Dataset items
::::::
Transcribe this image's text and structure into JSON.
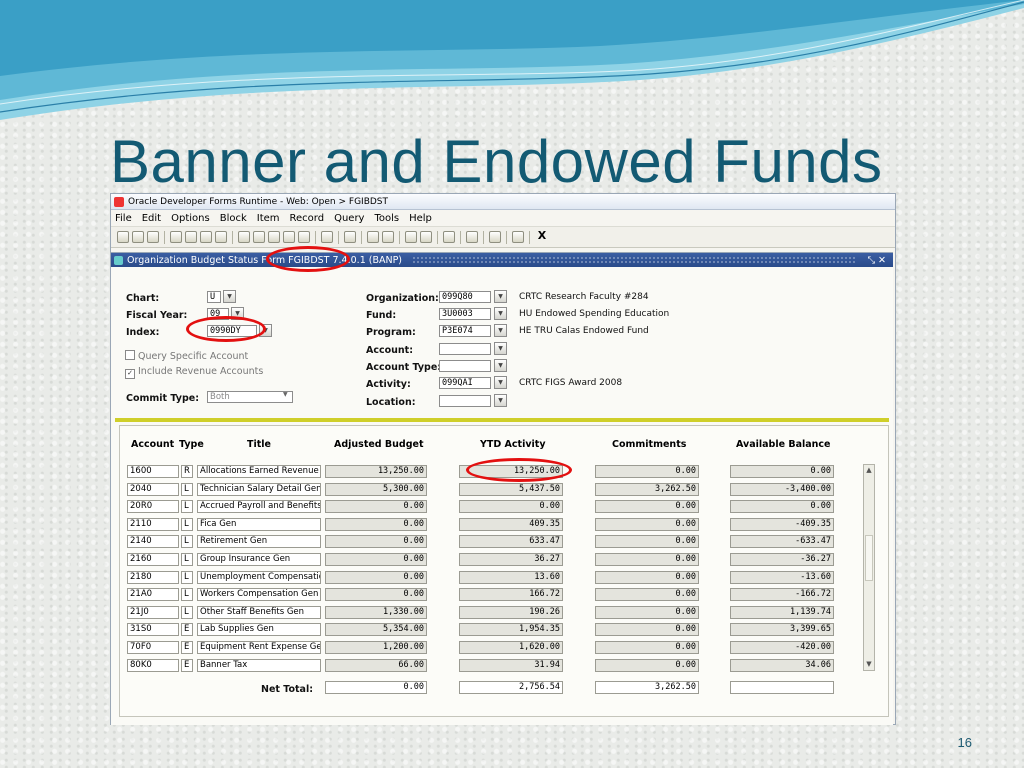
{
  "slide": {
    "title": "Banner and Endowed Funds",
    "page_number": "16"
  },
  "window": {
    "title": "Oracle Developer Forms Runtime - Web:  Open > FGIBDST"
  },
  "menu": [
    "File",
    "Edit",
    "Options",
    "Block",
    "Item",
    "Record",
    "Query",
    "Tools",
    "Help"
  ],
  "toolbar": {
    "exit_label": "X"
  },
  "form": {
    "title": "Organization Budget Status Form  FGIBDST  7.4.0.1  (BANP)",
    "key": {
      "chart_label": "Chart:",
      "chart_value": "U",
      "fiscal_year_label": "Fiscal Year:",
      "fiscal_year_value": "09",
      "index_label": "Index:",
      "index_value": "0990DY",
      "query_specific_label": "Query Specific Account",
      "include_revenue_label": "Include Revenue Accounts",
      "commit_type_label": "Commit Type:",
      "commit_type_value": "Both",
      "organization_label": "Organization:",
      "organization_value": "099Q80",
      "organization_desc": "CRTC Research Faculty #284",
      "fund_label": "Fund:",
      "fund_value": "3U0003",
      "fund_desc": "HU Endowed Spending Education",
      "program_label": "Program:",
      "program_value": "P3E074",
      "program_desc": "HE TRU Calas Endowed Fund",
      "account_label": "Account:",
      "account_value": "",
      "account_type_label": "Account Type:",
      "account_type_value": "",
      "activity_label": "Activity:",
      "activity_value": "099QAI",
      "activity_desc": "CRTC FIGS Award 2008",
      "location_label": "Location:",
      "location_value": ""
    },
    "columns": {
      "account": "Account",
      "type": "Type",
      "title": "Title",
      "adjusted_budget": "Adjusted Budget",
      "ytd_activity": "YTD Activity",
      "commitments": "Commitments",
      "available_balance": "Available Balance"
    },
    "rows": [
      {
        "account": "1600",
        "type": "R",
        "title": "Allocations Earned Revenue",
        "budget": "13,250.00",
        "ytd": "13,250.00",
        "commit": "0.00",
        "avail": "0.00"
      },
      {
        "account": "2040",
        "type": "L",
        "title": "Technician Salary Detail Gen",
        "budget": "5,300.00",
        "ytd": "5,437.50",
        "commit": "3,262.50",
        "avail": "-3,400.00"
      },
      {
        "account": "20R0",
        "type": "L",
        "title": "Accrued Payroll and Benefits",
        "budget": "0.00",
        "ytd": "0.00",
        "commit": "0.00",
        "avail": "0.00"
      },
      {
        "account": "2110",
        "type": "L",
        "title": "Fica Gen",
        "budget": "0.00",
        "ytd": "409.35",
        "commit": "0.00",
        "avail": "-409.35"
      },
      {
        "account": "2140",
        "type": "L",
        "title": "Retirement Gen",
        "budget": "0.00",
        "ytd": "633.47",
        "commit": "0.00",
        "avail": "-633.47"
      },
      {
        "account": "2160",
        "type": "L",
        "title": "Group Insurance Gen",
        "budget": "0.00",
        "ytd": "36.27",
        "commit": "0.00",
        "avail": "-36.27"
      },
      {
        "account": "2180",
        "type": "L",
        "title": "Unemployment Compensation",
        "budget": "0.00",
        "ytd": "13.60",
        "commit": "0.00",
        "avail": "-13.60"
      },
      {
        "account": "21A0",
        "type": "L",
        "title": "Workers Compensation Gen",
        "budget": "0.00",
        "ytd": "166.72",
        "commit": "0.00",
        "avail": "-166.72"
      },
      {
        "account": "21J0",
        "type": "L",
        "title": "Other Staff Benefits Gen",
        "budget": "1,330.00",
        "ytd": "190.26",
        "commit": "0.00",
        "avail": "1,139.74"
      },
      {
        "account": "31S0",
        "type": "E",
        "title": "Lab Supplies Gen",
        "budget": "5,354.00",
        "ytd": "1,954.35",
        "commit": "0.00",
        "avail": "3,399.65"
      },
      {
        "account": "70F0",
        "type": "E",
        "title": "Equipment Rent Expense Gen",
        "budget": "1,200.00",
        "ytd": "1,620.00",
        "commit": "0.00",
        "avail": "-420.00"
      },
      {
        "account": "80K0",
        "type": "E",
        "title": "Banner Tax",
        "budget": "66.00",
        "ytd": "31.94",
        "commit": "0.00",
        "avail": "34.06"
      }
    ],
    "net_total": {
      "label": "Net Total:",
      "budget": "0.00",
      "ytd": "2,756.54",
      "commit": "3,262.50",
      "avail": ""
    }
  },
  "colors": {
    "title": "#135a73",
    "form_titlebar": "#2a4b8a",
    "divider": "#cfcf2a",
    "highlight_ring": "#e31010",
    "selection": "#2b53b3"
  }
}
::::::
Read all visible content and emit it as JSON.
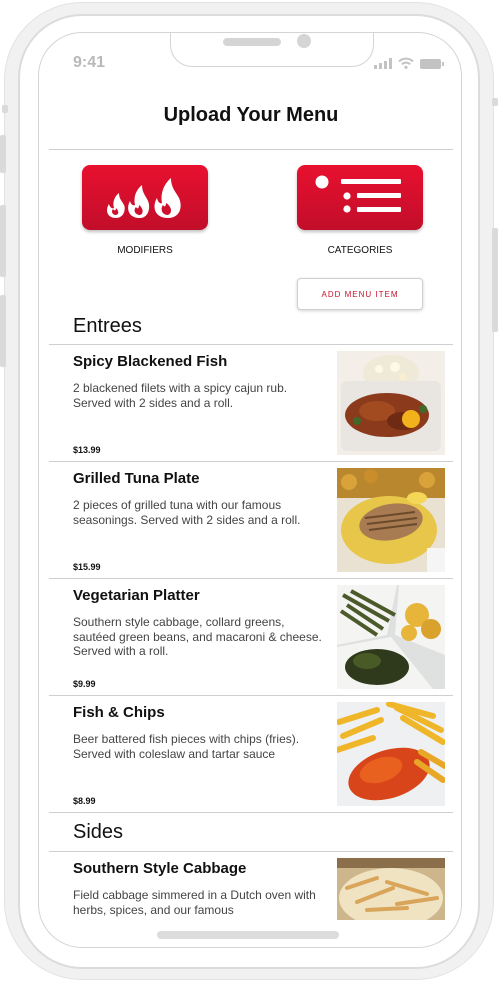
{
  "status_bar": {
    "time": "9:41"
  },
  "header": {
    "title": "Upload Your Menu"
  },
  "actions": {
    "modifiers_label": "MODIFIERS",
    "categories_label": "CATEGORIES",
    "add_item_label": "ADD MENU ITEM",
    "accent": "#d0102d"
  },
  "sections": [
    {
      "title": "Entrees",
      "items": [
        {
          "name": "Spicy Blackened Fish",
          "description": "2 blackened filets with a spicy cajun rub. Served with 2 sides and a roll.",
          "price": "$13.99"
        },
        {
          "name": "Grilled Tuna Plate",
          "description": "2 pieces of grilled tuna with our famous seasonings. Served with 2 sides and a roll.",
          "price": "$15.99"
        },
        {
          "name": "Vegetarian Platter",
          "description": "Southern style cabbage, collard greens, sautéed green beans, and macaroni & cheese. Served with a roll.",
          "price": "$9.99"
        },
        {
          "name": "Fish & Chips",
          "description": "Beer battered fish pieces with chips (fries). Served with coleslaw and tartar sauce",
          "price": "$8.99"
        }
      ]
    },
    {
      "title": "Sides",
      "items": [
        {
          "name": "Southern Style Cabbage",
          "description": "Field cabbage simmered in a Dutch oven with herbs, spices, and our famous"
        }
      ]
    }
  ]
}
::::::
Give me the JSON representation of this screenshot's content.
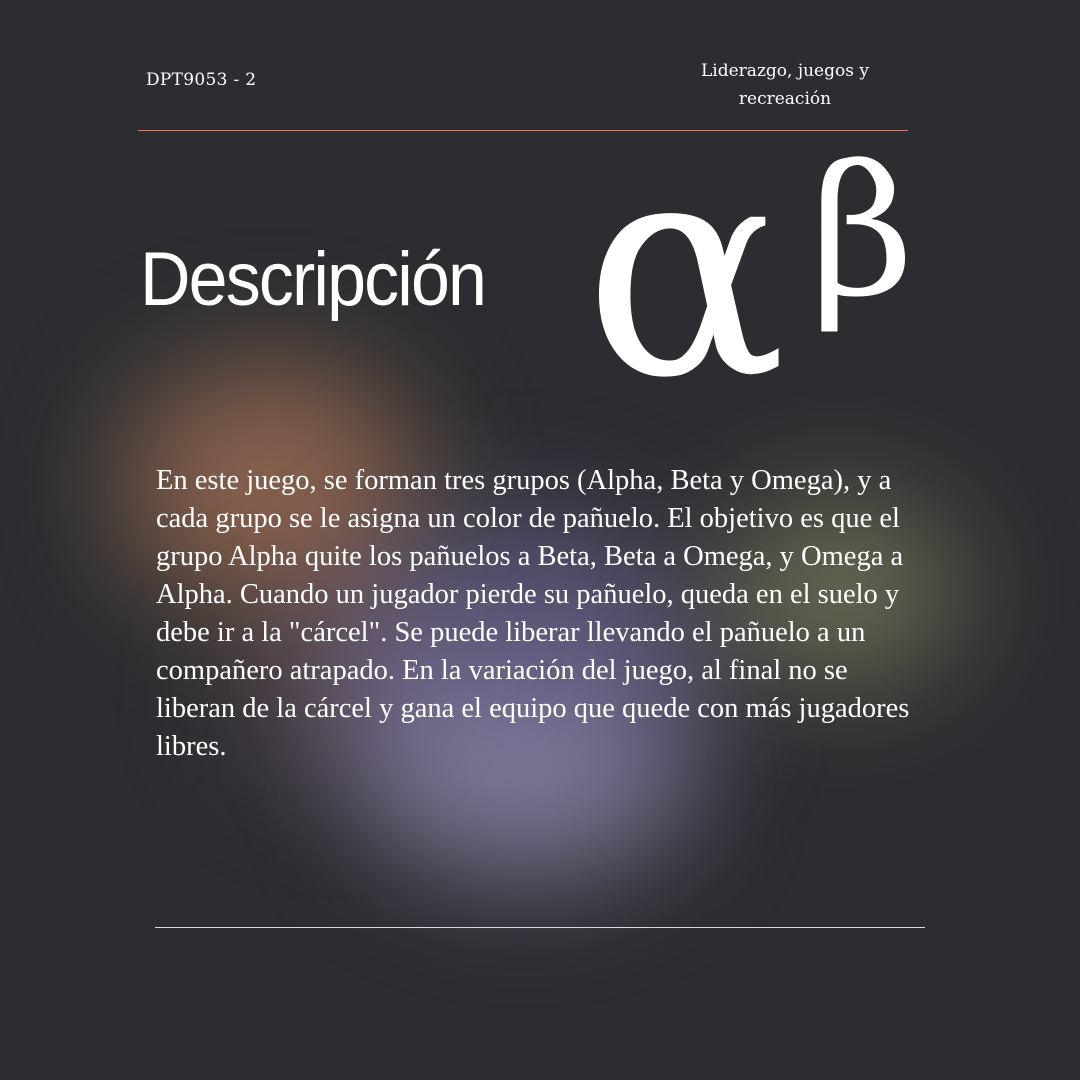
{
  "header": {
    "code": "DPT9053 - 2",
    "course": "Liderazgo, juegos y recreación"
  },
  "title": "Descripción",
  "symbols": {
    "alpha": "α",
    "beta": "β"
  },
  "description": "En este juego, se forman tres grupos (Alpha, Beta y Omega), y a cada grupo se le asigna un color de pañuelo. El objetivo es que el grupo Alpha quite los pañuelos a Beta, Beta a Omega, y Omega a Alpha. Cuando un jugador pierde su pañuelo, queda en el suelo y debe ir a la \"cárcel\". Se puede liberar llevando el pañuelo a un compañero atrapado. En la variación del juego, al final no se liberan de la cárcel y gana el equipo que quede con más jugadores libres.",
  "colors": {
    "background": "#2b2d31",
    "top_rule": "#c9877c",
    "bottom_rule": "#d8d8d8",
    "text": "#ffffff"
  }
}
::::::
§ What you have to do: The word "Query" appears in how many lines of the records? Give the number only.

§ The answer: 2